Work instructions - Search the entries below. Return every line that has "screenshot" in it.

Given records -

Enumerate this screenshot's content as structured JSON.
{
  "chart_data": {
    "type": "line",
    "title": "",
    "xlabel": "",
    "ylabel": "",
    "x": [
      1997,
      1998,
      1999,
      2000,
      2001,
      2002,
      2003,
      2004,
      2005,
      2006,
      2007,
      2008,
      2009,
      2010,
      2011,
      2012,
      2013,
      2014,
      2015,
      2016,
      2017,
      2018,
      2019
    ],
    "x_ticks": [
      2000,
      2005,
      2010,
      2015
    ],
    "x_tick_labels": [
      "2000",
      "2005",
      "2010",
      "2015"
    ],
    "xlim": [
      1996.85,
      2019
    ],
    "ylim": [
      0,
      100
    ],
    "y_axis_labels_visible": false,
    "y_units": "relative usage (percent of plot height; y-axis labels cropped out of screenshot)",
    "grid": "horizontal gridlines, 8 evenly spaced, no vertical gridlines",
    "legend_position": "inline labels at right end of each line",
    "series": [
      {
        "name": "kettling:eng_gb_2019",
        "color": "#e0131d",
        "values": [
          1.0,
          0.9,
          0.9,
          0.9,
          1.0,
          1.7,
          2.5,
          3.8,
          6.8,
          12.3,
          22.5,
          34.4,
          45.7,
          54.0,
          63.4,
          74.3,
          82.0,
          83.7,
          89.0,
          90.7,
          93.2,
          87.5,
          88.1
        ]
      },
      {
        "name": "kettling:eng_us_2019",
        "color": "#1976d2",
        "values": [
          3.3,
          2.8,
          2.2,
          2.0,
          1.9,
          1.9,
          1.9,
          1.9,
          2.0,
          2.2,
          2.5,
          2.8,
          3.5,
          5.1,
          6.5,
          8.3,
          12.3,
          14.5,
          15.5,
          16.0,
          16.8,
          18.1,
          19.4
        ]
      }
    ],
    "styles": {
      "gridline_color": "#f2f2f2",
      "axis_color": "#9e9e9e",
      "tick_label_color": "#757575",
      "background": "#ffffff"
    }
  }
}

Response to this task -
Enumerate this screenshot's content as structured JSON.
    "y_units": "relative usage (percent of plot height; y-axis labels cropped out of screenshot)",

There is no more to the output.